[Direction]: Repeat the material below exactly, with no pictures.

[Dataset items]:

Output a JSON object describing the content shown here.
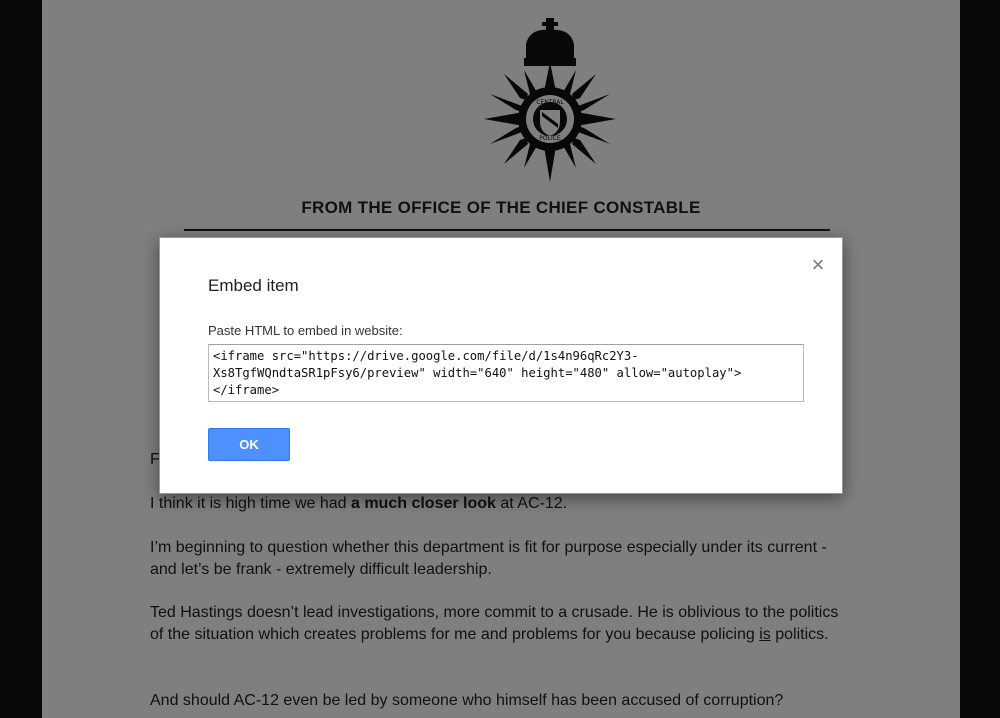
{
  "document": {
    "crest_top_text": "CENTRAL",
    "crest_bottom_text": "POLICE",
    "letterhead": "FROM THE OFFICE OF THE CHIEF CONSTABLE",
    "greeting_partial": "F",
    "para1_start": "I think it is high time we had ",
    "para1_bold": "a much closer look",
    "para1_end": " at AC-12.",
    "para2": "I’m beginning to question whether this department is fit for purpose especially under its current - and let’s be frank - extremely difficult leadership.",
    "para3_start": "Ted Hastings doesn’t lead investigations, more commit to a crusade. He is oblivious to the politics of the situation which creates problems for me and problems for you because policing ",
    "para3_underline": "is",
    "para3_end": " politics.",
    "para4": "And should AC-12 even be led by someone who himself has been accused of corruption?"
  },
  "dialog": {
    "title": "Embed item",
    "close_glyph": "×",
    "label": "Paste HTML to embed in website:",
    "embed_code": "<iframe src=\"https://drive.google.com/file/d/1s4n96qRc2Y3-Xs8TgfWQndtaSR1pFsy6/preview\" width=\"640\" height=\"480\" allow=\"autoplay\"></iframe>",
    "ok_label": "OK"
  },
  "icons": {
    "close": "close-icon",
    "crest": "police-crest-icon"
  },
  "colors": {
    "ok_button": "#4d90fe",
    "overlay": "rgba(0,0,0,0.5)"
  }
}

[Solution to the exercise]:
Output a JSON object describing the content shown here.
{
  "document": {
    "crest_top_text": "CENTRAL",
    "crest_bottom_text": "POLICE",
    "letterhead": "FROM THE OFFICE OF THE CHIEF CONSTABLE",
    "greeting_partial": "F",
    "para1_start": "I think it is high time we had ",
    "para1_bold": "a much closer look",
    "para1_end": " at AC-12.",
    "para2": "I’m beginning to question whether this department is fit for purpose especially under its current - and let’s be frank - extremely difficult leadership.",
    "para3_start": "Ted Hastings doesn’t lead investigations, more commit to a crusade. He is oblivious to the politics of the situation which creates problems for me and problems for you because policing ",
    "para3_underline": "is",
    "para3_end": " politics.",
    "para4": "And should AC-12 even be led by someone who himself has been accused of corruption?"
  },
  "dialog": {
    "title": "Embed item",
    "close_glyph": "×",
    "label": "Paste HTML to embed in website:",
    "embed_code": "<iframe src=\"https://drive.google.com/file/d/1s4n96qRc2Y3-Xs8TgfWQndtaSR1pFsy6/preview\" width=\"640\" height=\"480\" allow=\"autoplay\"></iframe>",
    "ok_label": "OK"
  },
  "icons": {
    "close": "close-icon",
    "crest": "police-crest-icon"
  },
  "colors": {
    "ok_button": "#4d90fe",
    "overlay": "rgba(0,0,0,0.5)"
  }
}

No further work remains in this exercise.